[Figure record extracts]
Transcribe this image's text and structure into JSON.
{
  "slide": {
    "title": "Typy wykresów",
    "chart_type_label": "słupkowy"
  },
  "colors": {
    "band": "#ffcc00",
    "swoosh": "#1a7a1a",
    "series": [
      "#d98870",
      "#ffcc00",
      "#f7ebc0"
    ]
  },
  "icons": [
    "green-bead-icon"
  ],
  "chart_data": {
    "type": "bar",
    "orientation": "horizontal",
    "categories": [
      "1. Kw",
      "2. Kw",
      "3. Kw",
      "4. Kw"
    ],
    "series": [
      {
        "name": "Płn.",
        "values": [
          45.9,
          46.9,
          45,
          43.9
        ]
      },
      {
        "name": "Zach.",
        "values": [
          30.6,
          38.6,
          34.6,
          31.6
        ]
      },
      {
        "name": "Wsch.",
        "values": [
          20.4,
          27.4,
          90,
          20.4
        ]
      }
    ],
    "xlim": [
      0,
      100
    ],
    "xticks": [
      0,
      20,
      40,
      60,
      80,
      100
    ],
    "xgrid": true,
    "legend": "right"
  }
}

--- What to produce ---
Retype all of the entries precisely as they are.

--- Solution to this exercise ---
Transcribe this image's text and structure into JSON.
{
  "slide": {
    "title": "Typy wykresów",
    "chart_type_label": "słupkowy"
  },
  "colors": {
    "band": "#ffcc00",
    "swoosh": "#1a7a1a",
    "series": [
      "#d98870",
      "#ffcc00",
      "#f7ebc0"
    ]
  },
  "icons": [
    "green-bead-icon"
  ],
  "chart_data": {
    "type": "bar",
    "orientation": "horizontal",
    "categories": [
      "1. Kw",
      "2. Kw",
      "3. Kw",
      "4. Kw"
    ],
    "series": [
      {
        "name": "Płn.",
        "values": [
          45.9,
          46.9,
          45,
          43.9
        ]
      },
      {
        "name": "Zach.",
        "values": [
          30.6,
          38.6,
          34.6,
          31.6
        ]
      },
      {
        "name": "Wsch.",
        "values": [
          20.4,
          27.4,
          90,
          20.4
        ]
      }
    ],
    "xlim": [
      0,
      100
    ],
    "xticks": [
      0,
      20,
      40,
      60,
      80,
      100
    ],
    "xgrid": true,
    "legend": "right"
  }
}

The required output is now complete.